_Objective:_ Each record is to be transcribed exactly.

Figure record listings
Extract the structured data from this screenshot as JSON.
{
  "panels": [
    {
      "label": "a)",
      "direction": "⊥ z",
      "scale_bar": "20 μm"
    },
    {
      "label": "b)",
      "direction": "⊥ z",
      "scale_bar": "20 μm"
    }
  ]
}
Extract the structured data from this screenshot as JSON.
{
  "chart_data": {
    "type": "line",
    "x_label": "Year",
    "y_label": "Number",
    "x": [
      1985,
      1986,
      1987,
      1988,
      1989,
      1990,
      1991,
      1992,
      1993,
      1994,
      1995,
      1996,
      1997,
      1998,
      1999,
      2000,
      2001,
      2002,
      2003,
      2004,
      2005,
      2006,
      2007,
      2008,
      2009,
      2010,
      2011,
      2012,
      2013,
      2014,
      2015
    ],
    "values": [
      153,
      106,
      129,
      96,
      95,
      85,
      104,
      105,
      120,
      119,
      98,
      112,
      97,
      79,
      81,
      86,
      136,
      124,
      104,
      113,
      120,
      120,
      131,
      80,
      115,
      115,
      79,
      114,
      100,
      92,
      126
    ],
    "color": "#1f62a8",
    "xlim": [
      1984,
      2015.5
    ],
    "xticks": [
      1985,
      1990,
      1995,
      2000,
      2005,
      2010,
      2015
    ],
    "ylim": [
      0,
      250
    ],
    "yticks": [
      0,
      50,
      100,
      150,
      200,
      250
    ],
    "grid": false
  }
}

_Task answer:_
Extract the structured data from this screenshot as JSON.
{
  "panels": [
    {
      "label": "a)",
      "direction": "⊥ z",
      "scale_bar": "20 μm"
    },
    {
      "label": "b)",
      "direction": "⊥ z",
      "scale_bar": "20 μm"
    }
  ]
}
Extract the structured data from this screenshot as JSON.
{
  "chart_data": {
    "type": "line",
    "x_label": "Year",
    "y_label": "Number",
    "x": [
      1985,
      1986,
      1987,
      1988,
      1989,
      1990,
      1991,
      1992,
      1993,
      1994,
      1995,
      1996,
      1997,
      1998,
      1999,
      2000,
      2001,
      2002,
      2003,
      2004,
      2005,
      2006,
      2007,
      2008,
      2009,
      2010,
      2011,
      2012,
      2013,
      2014,
      2015
    ],
    "values": [
      153,
      106,
      129,
      96,
      95,
      85,
      104,
      105,
      120,
      119,
      98,
      112,
      97,
      79,
      81,
      86,
      136,
      124,
      104,
      113,
      120,
      120,
      131,
      80,
      115,
      115,
      79,
      114,
      100,
      92,
      126
    ],
    "color": "#1f62a8",
    "xlim": [
      1984,
      2015.5
    ],
    "xticks": [
      1985,
      1990,
      1995,
      2000,
      2005,
      2010,
      2015
    ],
    "ylim": [
      0,
      250
    ],
    "yticks": [
      0,
      50,
      100,
      150,
      200,
      250
    ],
    "grid": false
  }
}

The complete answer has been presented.